● **Records from a collection of figures**

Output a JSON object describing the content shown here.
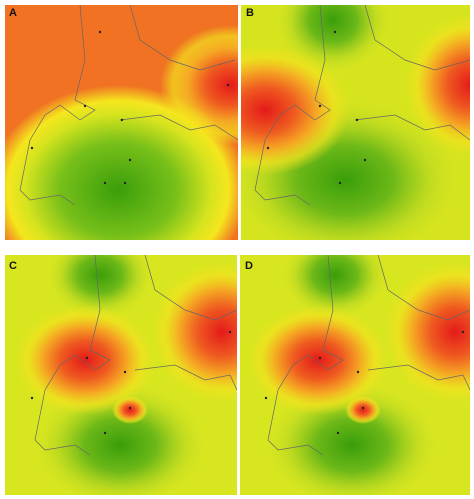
{
  "panels": [
    {
      "label": "A"
    },
    {
      "label": "B"
    },
    {
      "label": "C"
    },
    {
      "label": "D"
    }
  ]
}
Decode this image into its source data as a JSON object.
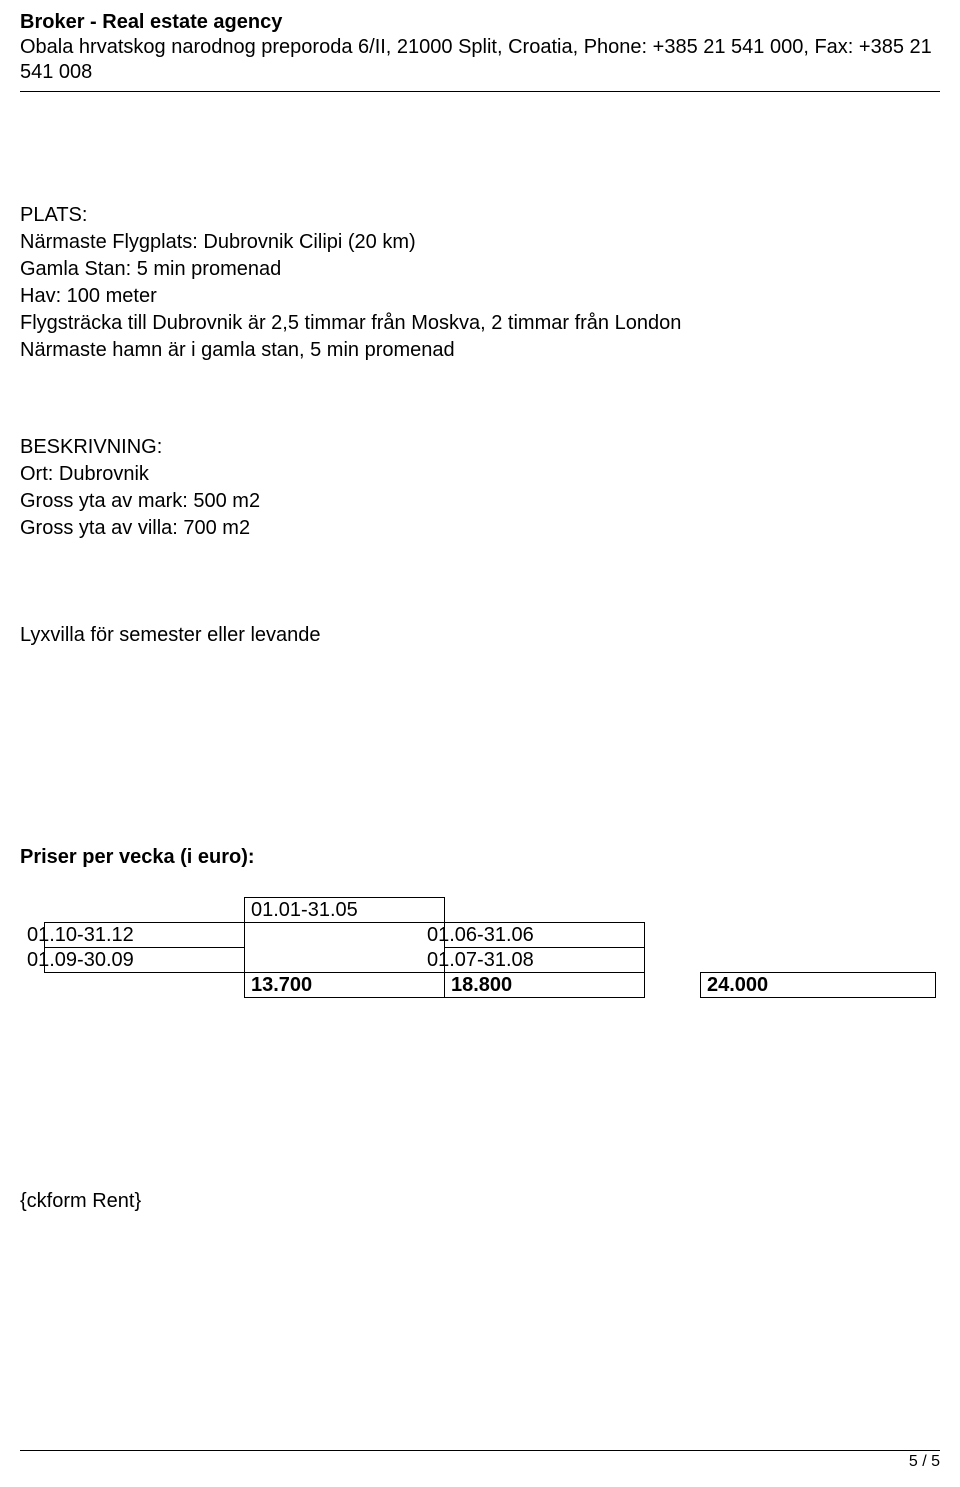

● **Problem**
Copy out all the data without changing anything, and drop the pictures.

● **Exercise answer**
Output a JSON object describing the content shown here.
{
  "panels": [
    {
      "label": "A"
    },
    {
      "label": "B"
    },
    {
      "label": "C"
    },
    {
      "label": "D"
    }
  ]
}
Decode this image into its source data as a JSON object.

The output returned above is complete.